:: YOUR INSTRUCTIONS ::
In the entries below, find every line with "einesystem" and copy it.

:: THE DATA ::

"""

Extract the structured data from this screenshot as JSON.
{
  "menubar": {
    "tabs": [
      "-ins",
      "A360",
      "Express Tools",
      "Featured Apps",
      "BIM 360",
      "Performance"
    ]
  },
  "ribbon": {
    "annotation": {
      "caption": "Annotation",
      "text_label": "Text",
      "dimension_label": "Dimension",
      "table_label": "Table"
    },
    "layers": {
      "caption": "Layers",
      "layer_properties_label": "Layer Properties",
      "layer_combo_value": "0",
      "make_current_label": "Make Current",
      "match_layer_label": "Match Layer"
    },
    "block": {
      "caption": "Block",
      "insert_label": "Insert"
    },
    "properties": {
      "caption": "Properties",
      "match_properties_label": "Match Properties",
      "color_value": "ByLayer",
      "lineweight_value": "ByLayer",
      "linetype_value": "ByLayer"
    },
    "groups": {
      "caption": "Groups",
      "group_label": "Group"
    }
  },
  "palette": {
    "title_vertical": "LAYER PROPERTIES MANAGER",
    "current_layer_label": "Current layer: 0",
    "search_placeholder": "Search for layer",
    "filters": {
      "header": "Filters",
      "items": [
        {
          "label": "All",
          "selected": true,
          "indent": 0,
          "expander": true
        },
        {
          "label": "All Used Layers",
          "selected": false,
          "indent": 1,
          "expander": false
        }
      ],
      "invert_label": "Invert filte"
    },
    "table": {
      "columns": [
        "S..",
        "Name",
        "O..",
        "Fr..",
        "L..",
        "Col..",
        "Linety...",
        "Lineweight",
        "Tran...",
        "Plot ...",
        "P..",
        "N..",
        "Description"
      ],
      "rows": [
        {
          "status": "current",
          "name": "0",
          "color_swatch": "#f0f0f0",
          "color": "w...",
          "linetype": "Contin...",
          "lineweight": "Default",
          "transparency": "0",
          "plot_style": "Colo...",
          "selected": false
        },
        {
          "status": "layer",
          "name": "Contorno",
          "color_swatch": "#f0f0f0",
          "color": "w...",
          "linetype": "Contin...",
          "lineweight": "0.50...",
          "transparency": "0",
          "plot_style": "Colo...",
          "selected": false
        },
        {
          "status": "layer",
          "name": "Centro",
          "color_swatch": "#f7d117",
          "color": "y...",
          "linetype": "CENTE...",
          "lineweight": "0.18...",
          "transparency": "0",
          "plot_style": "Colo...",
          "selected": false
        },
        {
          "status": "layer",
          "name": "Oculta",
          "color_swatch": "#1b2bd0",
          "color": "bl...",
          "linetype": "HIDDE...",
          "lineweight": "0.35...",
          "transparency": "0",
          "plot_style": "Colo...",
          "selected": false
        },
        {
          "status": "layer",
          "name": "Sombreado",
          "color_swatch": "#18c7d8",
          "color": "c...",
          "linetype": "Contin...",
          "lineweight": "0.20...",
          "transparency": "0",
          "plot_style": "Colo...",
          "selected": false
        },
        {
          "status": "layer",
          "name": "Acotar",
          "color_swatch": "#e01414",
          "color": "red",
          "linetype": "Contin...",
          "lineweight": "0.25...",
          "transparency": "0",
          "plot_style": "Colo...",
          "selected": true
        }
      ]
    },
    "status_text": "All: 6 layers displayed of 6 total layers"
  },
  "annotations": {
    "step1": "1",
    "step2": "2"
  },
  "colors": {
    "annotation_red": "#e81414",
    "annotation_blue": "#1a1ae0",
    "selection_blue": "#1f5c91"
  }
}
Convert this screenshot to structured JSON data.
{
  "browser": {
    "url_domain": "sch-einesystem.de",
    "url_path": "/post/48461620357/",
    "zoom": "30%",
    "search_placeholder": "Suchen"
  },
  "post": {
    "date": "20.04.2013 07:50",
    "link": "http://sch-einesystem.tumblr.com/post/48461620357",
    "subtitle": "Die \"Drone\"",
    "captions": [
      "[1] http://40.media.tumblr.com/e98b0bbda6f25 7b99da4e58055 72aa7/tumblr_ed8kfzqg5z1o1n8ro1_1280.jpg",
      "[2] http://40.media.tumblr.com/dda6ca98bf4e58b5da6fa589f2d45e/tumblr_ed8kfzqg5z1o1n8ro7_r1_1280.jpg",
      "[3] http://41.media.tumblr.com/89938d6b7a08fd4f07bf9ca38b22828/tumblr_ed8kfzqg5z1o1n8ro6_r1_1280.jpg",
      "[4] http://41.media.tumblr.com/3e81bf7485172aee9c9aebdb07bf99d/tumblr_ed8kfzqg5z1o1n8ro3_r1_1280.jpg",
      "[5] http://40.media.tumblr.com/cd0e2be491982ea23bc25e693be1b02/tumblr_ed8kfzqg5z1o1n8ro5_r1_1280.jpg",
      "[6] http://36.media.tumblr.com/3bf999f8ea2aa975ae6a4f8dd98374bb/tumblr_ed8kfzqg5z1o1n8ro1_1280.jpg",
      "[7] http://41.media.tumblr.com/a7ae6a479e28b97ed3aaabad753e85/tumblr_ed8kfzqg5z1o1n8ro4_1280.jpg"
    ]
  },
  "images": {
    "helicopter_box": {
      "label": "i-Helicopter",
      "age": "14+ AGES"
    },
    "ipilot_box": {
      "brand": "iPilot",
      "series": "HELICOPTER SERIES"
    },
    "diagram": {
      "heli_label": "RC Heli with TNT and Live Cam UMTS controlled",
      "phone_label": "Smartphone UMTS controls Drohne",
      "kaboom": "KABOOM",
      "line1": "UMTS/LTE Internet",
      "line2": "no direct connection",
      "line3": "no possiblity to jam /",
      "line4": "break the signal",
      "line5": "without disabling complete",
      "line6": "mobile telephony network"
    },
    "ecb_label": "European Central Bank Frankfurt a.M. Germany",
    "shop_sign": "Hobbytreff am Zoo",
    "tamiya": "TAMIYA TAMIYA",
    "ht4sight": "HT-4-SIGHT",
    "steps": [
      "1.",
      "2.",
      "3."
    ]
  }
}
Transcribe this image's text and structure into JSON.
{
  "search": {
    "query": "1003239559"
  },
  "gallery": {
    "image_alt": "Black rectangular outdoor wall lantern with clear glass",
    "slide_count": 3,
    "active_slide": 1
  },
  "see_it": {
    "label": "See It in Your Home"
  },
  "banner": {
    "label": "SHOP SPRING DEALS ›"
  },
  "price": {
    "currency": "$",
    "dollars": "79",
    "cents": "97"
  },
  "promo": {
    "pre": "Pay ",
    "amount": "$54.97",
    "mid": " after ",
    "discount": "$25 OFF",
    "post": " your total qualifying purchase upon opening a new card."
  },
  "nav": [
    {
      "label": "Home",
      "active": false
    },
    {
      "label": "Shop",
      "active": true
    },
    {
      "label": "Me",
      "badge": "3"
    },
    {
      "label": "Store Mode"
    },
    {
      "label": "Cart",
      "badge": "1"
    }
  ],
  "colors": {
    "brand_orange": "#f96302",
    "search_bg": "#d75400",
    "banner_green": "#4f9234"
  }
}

"""

:: COMPLETED EXERCISE ::
    "url_domain": "sch-einesystem.de",
    "link": "http://sch-einesystem.tumblr.com/post/48461620357",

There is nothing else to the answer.